== EXERCISE OBJECTIVE ==
Print the records below exactly as they appear.

== LISTED ENTRIES ==
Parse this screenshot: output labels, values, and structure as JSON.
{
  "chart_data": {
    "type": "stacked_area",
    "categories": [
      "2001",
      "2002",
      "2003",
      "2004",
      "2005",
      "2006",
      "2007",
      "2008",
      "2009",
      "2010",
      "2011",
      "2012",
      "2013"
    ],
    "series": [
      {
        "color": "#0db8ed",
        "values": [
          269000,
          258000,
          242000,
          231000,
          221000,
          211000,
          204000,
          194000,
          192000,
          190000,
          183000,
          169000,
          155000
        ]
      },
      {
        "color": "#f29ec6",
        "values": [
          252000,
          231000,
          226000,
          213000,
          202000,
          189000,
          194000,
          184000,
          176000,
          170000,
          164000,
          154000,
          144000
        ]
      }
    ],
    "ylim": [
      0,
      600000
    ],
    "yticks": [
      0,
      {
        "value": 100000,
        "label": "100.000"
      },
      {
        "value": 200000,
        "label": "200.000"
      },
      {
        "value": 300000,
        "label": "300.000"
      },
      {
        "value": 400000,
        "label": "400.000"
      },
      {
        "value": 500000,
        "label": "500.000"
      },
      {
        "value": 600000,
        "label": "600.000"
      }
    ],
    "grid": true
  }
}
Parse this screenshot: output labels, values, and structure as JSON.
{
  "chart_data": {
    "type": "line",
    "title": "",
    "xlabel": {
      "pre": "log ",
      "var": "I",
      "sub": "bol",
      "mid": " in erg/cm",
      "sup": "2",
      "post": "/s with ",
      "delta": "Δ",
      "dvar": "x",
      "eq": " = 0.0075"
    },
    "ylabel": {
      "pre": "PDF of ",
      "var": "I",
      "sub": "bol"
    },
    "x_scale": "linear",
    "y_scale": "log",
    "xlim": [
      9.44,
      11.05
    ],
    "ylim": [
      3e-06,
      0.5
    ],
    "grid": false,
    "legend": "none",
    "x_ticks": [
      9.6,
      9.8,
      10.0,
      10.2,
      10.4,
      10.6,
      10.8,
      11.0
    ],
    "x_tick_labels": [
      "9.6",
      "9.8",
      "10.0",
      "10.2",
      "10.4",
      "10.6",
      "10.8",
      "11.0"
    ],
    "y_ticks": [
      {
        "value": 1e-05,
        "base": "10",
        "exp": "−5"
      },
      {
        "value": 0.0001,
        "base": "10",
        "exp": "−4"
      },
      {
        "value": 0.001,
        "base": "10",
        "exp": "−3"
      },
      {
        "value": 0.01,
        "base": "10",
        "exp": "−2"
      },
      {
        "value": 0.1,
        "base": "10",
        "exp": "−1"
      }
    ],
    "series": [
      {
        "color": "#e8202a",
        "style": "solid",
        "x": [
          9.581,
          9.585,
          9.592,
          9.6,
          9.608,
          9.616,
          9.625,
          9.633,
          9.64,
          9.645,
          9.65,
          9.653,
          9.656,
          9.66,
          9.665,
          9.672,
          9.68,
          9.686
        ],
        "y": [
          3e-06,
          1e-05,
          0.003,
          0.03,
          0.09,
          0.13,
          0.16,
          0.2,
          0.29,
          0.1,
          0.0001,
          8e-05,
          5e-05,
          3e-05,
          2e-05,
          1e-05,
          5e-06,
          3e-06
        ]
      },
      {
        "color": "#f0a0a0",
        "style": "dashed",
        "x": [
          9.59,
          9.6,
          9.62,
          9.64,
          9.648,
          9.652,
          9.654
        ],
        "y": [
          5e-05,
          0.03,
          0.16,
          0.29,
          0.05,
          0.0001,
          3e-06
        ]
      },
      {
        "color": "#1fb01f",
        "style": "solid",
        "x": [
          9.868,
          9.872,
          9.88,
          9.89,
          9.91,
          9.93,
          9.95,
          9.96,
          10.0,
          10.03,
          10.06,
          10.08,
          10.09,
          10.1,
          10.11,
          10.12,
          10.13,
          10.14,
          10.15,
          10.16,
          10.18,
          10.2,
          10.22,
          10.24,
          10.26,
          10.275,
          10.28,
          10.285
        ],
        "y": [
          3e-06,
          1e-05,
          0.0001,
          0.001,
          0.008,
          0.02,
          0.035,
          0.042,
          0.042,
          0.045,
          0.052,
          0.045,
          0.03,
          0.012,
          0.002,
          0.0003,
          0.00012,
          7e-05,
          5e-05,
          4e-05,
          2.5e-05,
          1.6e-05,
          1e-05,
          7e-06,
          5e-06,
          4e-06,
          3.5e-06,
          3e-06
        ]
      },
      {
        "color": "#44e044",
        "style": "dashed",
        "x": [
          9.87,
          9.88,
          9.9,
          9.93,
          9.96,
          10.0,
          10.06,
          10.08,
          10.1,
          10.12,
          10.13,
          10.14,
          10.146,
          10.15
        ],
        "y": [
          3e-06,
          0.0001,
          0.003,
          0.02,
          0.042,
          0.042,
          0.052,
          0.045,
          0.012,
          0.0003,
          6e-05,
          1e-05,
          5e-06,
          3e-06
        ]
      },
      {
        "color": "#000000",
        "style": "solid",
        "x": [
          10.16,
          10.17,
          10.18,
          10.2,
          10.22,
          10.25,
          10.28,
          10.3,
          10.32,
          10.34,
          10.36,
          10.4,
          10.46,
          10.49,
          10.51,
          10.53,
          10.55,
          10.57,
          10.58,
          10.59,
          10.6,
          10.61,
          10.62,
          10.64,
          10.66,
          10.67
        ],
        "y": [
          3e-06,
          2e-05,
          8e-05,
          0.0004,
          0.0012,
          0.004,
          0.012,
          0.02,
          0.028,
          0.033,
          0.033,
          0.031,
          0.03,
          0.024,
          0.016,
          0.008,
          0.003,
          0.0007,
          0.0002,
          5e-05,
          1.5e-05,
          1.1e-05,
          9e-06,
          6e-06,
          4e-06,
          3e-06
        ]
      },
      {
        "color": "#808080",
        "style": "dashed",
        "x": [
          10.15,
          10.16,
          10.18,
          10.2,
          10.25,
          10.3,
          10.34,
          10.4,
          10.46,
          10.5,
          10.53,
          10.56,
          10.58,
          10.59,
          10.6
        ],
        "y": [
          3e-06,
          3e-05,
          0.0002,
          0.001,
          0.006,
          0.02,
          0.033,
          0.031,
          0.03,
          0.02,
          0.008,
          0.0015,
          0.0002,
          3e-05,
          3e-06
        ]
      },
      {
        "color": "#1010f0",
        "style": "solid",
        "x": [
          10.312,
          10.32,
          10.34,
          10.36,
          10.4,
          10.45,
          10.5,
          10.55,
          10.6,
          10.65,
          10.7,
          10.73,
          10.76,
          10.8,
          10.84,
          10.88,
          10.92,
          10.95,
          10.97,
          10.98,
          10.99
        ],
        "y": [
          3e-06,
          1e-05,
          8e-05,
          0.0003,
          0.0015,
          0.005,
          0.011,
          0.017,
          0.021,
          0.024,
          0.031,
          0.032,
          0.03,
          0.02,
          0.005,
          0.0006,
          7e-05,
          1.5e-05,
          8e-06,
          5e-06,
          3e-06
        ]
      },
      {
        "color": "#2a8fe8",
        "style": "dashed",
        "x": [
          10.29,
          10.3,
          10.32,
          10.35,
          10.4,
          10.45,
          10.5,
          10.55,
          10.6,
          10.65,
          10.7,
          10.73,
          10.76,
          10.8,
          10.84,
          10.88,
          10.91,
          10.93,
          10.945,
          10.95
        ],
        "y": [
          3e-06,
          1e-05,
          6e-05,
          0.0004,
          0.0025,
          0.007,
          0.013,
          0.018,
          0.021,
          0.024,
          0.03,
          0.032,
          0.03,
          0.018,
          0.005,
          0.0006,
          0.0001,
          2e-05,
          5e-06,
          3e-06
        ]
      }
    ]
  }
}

== RESULT FOR THIS EXERCISE ==
Parse this screenshot: output labels, values, and structure as JSON.
{
  "chart_data": {
    "type": "stacked_area",
    "categories": [
      "2001",
      "2002",
      "2003",
      "2004",
      "2005",
      "2006",
      "2007",
      "2008",
      "2009",
      "2010",
      "2011",
      "2012",
      "2013"
    ],
    "series": [
      {
        "color": "#0db8ed",
        "values": [
          269000,
          258000,
          242000,
          231000,
          221000,
          211000,
          204000,
          194000,
          192000,
          190000,
          183000,
          169000,
          155000
        ]
      },
      {
        "color": "#f29ec6",
        "values": [
          252000,
          231000,
          226000,
          213000,
          202000,
          189000,
          194000,
          184000,
          176000,
          170000,
          164000,
          154000,
          144000
        ]
      }
    ],
    "ylim": [
      0,
      600000
    ],
    "yticks": [
      0,
      {
        "value": 100000,
        "label": "100.000"
      },
      {
        "value": 200000,
        "label": "200.000"
      },
      {
        "value": 300000,
        "label": "300.000"
      },
      {
        "value": 400000,
        "label": "400.000"
      },
      {
        "value": 500000,
        "label": "500.000"
      },
      {
        "value": 600000,
        "label": "600.000"
      }
    ],
    "grid": true
  }
}
Parse this screenshot: output labels, values, and structure as JSON.
{
  "chart_data": {
    "type": "line",
    "title": "",
    "xlabel": {
      "pre": "log ",
      "var": "I",
      "sub": "bol",
      "mid": " in erg/cm",
      "sup": "2",
      "post": "/s with ",
      "delta": "Δ",
      "dvar": "x",
      "eq": " = 0.0075"
    },
    "ylabel": {
      "pre": "PDF of ",
      "var": "I",
      "sub": "bol"
    },
    "x_scale": "linear",
    "y_scale": "log",
    "xlim": [
      9.44,
      11.05
    ],
    "ylim": [
      3e-06,
      0.5
    ],
    "grid": false,
    "legend": "none",
    "x_ticks": [
      9.6,
      9.8,
      10.0,
      10.2,
      10.4,
      10.6,
      10.8,
      11.0
    ],
    "x_tick_labels": [
      "9.6",
      "9.8",
      "10.0",
      "10.2",
      "10.4",
      "10.6",
      "10.8",
      "11.0"
    ],
    "y_ticks": [
      {
        "value": 1e-05,
        "base": "10",
        "exp": "−5"
      },
      {
        "value": 0.0001,
        "base": "10",
        "exp": "−4"
      },
      {
        "value": 0.001,
        "base": "10",
        "exp": "−3"
      },
      {
        "value": 0.01,
        "base": "10",
        "exp": "−2"
      },
      {
        "value": 0.1,
        "base": "10",
        "exp": "−1"
      }
    ],
    "series": [
      {
        "color": "#e8202a",
        "style": "solid",
        "x": [
          9.581,
          9.585,
          9.592,
          9.6,
          9.608,
          9.616,
          9.625,
          9.633,
          9.64,
          9.645,
          9.65,
          9.653,
          9.656,
          9.66,
          9.665,
          9.672,
          9.68,
          9.686
        ],
        "y": [
          3e-06,
          1e-05,
          0.003,
          0.03,
          0.09,
          0.13,
          0.16,
          0.2,
          0.29,
          0.1,
          0.0001,
          8e-05,
          5e-05,
          3e-05,
          2e-05,
          1e-05,
          5e-06,
          3e-06
        ]
      },
      {
        "color": "#f0a0a0",
        "style": "dashed",
        "x": [
          9.59,
          9.6,
          9.62,
          9.64,
          9.648,
          9.652,
          9.654
        ],
        "y": [
          5e-05,
          0.03,
          0.16,
          0.29,
          0.05,
          0.0001,
          3e-06
        ]
      },
      {
        "color": "#1fb01f",
        "style": "solid",
        "x": [
          9.868,
          9.872,
          9.88,
          9.89,
          9.91,
          9.93,
          9.95,
          9.96,
          10.0,
          10.03,
          10.06,
          10.08,
          10.09,
          10.1,
          10.11,
          10.12,
          10.13,
          10.14,
          10.15,
          10.16,
          10.18,
          10.2,
          10.22,
          10.24,
          10.26,
          10.275,
          10.28,
          10.285
        ],
        "y": [
          3e-06,
          1e-05,
          0.0001,
          0.001,
          0.008,
          0.02,
          0.035,
          0.042,
          0.042,
          0.045,
          0.052,
          0.045,
          0.03,
          0.012,
          0.002,
          0.0003,
          0.00012,
          7e-05,
          5e-05,
          4e-05,
          2.5e-05,
          1.6e-05,
          1e-05,
          7e-06,
          5e-06,
          4e-06,
          3.5e-06,
          3e-06
        ]
      },
      {
        "color": "#44e044",
        "style": "dashed",
        "x": [
          9.87,
          9.88,
          9.9,
          9.93,
          9.96,
          10.0,
          10.06,
          10.08,
          10.1,
          10.12,
          10.13,
          10.14,
          10.146,
          10.15
        ],
        "y": [
          3e-06,
          0.0001,
          0.003,
          0.02,
          0.042,
          0.042,
          0.052,
          0.045,
          0.012,
          0.0003,
          6e-05,
          1e-05,
          5e-06,
          3e-06
        ]
      },
      {
        "color": "#000000",
        "style": "solid",
        "x": [
          10.16,
          10.17,
          10.18,
          10.2,
          10.22,
          10.25,
          10.28,
          10.3,
          10.32,
          10.34,
          10.36,
          10.4,
          10.46,
          10.49,
          10.51,
          10.53,
          10.55,
          10.57,
          10.58,
          10.59,
          10.6,
          10.61,
          10.62,
          10.64,
          10.66,
          10.67
        ],
        "y": [
          3e-06,
          2e-05,
          8e-05,
          0.0004,
          0.0012,
          0.004,
          0.012,
          0.02,
          0.028,
          0.033,
          0.033,
          0.031,
          0.03,
          0.024,
          0.016,
          0.008,
          0.003,
          0.0007,
          0.0002,
          5e-05,
          1.5e-05,
          1.1e-05,
          9e-06,
          6e-06,
          4e-06,
          3e-06
        ]
      },
      {
        "color": "#808080",
        "style": "dashed",
        "x": [
          10.15,
          10.16,
          10.18,
          10.2,
          10.25,
          10.3,
          10.34,
          10.4,
          10.46,
          10.5,
          10.53,
          10.56,
          10.58,
          10.59,
          10.6
        ],
        "y": [
          3e-06,
          3e-05,
          0.0002,
          0.001,
          0.006,
          0.02,
          0.033,
          0.031,
          0.03,
          0.02,
          0.008,
          0.0015,
          0.0002,
          3e-05,
          3e-06
        ]
      },
      {
        "color": "#1010f0",
        "style": "solid",
        "x": [
          10.312,
          10.32,
          10.34,
          10.36,
          10.4,
          10.45,
          10.5,
          10.55,
          10.6,
          10.65,
          10.7,
          10.73,
          10.76,
          10.8,
          10.84,
          10.88,
          10.92,
          10.95,
          10.97,
          10.98,
          10.99
        ],
        "y": [
          3e-06,
          1e-05,
          8e-05,
          0.0003,
          0.0015,
          0.005,
          0.011,
          0.017,
          0.021,
          0.024,
          0.031,
          0.032,
          0.03,
          0.02,
          0.005,
          0.0006,
          7e-05,
          1.5e-05,
          8e-06,
          5e-06,
          3e-06
        ]
      },
      {
        "color": "#2a8fe8",
        "style": "dashed",
        "x": [
          10.29,
          10.3,
          10.32,
          10.35,
          10.4,
          10.45,
          10.5,
          10.55,
          10.6,
          10.65,
          10.7,
          10.73,
          10.76,
          10.8,
          10.84,
          10.88,
          10.91,
          10.93,
          10.945,
          10.95
        ],
        "y": [
          3e-06,
          1e-05,
          6e-05,
          0.0004,
          0.0025,
          0.007,
          0.013,
          0.018,
          0.021,
          0.024,
          0.03,
          0.032,
          0.03,
          0.018,
          0.005,
          0.0006,
          0.0001,
          2e-05,
          5e-06,
          3e-06
        ]
      }
    ]
  }
}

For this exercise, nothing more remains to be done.